Items listed in a dataset

/---

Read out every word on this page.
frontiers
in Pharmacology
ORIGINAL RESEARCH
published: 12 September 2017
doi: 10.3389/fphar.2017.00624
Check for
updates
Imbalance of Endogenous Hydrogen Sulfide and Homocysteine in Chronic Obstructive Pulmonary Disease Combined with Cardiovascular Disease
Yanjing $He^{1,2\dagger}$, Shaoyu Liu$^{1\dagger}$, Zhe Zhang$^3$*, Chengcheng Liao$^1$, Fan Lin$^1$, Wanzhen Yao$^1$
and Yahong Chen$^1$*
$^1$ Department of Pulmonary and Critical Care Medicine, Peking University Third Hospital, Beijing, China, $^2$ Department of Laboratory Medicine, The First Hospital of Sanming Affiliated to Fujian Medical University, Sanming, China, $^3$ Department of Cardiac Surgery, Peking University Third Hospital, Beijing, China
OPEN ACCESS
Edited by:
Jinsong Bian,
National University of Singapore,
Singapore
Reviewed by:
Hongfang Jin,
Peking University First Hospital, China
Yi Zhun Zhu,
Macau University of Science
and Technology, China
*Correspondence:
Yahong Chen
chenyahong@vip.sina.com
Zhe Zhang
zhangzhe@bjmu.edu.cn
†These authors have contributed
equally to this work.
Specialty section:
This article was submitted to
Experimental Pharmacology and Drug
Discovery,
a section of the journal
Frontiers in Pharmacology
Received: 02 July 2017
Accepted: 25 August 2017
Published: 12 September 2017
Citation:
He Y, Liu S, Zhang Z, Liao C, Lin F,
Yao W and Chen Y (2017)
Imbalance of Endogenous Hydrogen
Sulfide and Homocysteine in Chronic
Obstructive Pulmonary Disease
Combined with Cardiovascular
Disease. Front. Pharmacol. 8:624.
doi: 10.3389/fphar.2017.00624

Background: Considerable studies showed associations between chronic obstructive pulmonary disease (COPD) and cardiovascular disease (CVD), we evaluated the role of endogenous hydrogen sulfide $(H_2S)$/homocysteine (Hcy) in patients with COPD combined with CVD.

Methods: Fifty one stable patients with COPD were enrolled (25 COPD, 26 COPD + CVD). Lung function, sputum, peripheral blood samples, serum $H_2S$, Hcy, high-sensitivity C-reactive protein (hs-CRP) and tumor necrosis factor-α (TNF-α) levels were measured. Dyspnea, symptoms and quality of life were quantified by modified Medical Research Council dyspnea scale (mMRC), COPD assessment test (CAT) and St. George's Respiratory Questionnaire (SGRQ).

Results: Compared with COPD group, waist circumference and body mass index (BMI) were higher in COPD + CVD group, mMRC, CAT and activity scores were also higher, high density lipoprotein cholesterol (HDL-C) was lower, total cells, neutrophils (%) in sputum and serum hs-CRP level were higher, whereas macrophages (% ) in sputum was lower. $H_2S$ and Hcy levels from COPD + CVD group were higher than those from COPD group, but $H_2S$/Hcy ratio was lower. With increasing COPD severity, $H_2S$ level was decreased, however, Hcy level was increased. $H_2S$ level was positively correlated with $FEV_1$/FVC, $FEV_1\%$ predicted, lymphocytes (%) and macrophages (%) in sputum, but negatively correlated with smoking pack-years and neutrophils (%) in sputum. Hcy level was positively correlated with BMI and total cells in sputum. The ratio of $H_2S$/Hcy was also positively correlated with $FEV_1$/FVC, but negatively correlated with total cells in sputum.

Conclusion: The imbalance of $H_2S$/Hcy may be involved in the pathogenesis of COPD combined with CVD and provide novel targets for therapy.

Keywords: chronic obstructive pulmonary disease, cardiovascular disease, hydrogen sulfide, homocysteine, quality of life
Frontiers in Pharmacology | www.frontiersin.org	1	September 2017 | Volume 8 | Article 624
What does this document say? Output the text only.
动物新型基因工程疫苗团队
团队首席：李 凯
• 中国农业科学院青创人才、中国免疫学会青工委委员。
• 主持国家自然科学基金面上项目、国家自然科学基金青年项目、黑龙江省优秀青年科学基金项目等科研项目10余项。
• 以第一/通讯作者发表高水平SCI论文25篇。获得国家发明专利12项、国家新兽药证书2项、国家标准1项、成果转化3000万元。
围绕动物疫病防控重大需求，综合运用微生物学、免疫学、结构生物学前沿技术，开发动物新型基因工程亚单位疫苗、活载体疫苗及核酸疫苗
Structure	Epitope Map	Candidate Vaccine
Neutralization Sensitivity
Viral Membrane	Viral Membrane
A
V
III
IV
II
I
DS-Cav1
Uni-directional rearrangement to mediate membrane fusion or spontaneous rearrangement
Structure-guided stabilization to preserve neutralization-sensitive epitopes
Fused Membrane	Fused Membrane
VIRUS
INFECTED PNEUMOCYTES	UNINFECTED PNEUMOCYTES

\---

» **Task statement**
Print each record word for word.

» **Your solution**
Read out every word on this page.
frontiers
in Pharmacology
ORIGINAL RESEARCH
published: 12 September 2017
doi: 10.3389/fphar.2017.00624
Check for
updates
Imbalance of Endogenous Hydrogen Sulfide and Homocysteine in Chronic Obstructive Pulmonary Disease Combined with Cardiovascular Disease
Yanjing $He^{1,2\dagger}$, Shaoyu Liu$^{1\dagger}$, Zhe Zhang$^3$*, Chengcheng Liao$^1$, Fan Lin$^1$, Wanzhen Yao$^1$
and Yahong Chen$^1$*
$^1$ Department of Pulmonary and Critical Care Medicine, Peking University Third Hospital, Beijing, China, $^2$ Department of Laboratory Medicine, The First Hospital of Sanming Affiliated to Fujian Medical University, Sanming, China, $^3$ Department of Cardiac Surgery, Peking University Third Hospital, Beijing, China
OPEN ACCESS
Edited by:
Jinsong Bian,
National University of Singapore,
Singapore
Reviewed by:
Hongfang Jin,
Peking University First Hospital, China
Yi Zhun Zhu,
Macau University of Science
and Technology, China
*Correspondence:
Yahong Chen
chenyahong@vip.sina.com
Zhe Zhang
zhangzhe@bjmu.edu.cn
†These authors have contributed
equally to this work.
Specialty section:
This article was submitted to
Experimental Pharmacology and Drug
Discovery,
a section of the journal
Frontiers in Pharmacology
Received: 02 July 2017
Accepted: 25 August 2017
Published: 12 September 2017
Citation:
He Y, Liu S, Zhang Z, Liao C, Lin F,
Yao W and Chen Y (2017)
Imbalance of Endogenous Hydrogen
Sulfide and Homocysteine in Chronic
Obstructive Pulmonary Disease
Combined with Cardiovascular
Disease. Front. Pharmacol. 8:624.
doi: 10.3389/fphar.2017.00624

Background: Considerable studies showed associations between chronic obstructive pulmonary disease (COPD) and cardiovascular disease (CVD), we evaluated the role of endogenous hydrogen sulfide $(H_2S)$/homocysteine (Hcy) in patients with COPD combined with CVD.

Methods: Fifty one stable patients with COPD were enrolled (25 COPD, 26 COPD + CVD). Lung function, sputum, peripheral blood samples, serum $H_2S$, Hcy, high-sensitivity C-reactive protein (hs-CRP) and tumor necrosis factor-α (TNF-α) levels were measured. Dyspnea, symptoms and quality of life were quantified by modified Medical Research Council dyspnea scale (mMRC), COPD assessment test (CAT) and St. George's Respiratory Questionnaire (SGRQ).

Results: Compared with COPD group, waist circumference and body mass index (BMI) were higher in COPD + CVD group, mMRC, CAT and activity scores were also higher, high density lipoprotein cholesterol (HDL-C) was lower, total cells, neutrophils (%) in sputum and serum hs-CRP level were higher, whereas macrophages (% ) in sputum was lower. $H_2S$ and Hcy levels from COPD + CVD group were higher than those from COPD group, but $H_2S$/Hcy ratio was lower. With increasing COPD severity, $H_2S$ level was decreased, however, Hcy level was increased. $H_2S$ level was positively correlated with $FEV_1$/FVC, $FEV_1\%$ predicted, lymphocytes (%) and macrophages (%) in sputum, but negatively correlated with smoking pack-years and neutrophils (%) in sputum. Hcy level was positively correlated with BMI and total cells in sputum. The ratio of $H_2S$/Hcy was also positively correlated with $FEV_1$/FVC, but negatively correlated with total cells in sputum.

Conclusion: The imbalance of $H_2S$/Hcy may be involved in the pathogenesis of COPD combined with CVD and provide novel targets for therapy.

Keywords: chronic obstructive pulmonary disease, cardiovascular disease, hydrogen sulfide, homocysteine, quality of life
Frontiers in Pharmacology | www.frontiersin.org	1	September 2017 | Volume 8 | Article 624
What does this document say? Output the text only.
动物新型基因工程疫苗团队
团队首席：李 凯
• 中国农业科学院青创人才、中国免疫学会青工委委员。
• 主持国家自然科学基金面上项目、国家自然科学基金青年项目、黑龙江省优秀青年科学基金项目等科研项目10余项。
• 以第一/通讯作者发表高水平SCI论文25篇。获得国家发明专利12项、国家新兽药证书2项、国家标准1项、成果转化3000万元。
围绕动物疫病防控重大需求，综合运用微生物学、免疫学、结构生物学前沿技术，开发动物新型基因工程亚单位疫苗、活载体疫苗及核酸疫苗
Structure	Epitope Map	Candidate Vaccine
Neutralization Sensitivity
Viral Membrane	Viral Membrane
A
V
III
IV
II
I
DS-Cav1
Uni-directional rearrangement to mediate membrane fusion or spontaneous rearrangement
Structure-guided stabilization to preserve neutralization-sensitive epitopes
Fused Membrane	Fused Membrane
VIRUS
INFECTED PNEUMOCYTES	UNINFECTED PNEUMOCYTES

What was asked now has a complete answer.